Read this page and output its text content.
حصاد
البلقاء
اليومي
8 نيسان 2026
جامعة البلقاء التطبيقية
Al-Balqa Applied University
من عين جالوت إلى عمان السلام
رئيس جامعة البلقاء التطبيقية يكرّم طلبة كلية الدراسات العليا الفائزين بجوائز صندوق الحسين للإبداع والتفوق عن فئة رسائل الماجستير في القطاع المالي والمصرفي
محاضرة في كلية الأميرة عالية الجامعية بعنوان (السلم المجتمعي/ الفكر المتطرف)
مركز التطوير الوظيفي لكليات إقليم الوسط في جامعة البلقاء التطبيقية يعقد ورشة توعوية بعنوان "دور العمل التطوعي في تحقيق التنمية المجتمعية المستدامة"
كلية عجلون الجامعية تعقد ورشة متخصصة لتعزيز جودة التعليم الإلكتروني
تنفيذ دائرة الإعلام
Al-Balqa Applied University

◇ ◇ ◇ ◇ ◇

### Description of the task
Print all of the entries exactly as they are written.

### Task answer
Read this page and output its text content.
حصاد
البلقاء
اليومي
8 نيسان 2026
جامعة البلقاء التطبيقية
Al-Balqa Applied University
من عين جالوت إلى عمان السلام
رئيس جامعة البلقاء التطبيقية يكرّم طلبة كلية الدراسات العليا الفائزين بجوائز صندوق الحسين للإبداع والتفوق عن فئة رسائل الماجستير في القطاع المالي والمصرفي
محاضرة في كلية الأميرة عالية الجامعية بعنوان (السلم المجتمعي/ الفكر المتطرف)
مركز التطوير الوظيفي لكليات إقليم الوسط في جامعة البلقاء التطبيقية يعقد ورشة توعوية بعنوان "دور العمل التطوعي في تحقيق التنمية المجتمعية المستدامة"
كلية عجلون الجامعية تعقد ورشة متخصصة لتعزيز جودة التعليم الإلكتروني
تنفيذ دائرة الإعلام
Al-Balqa Applied University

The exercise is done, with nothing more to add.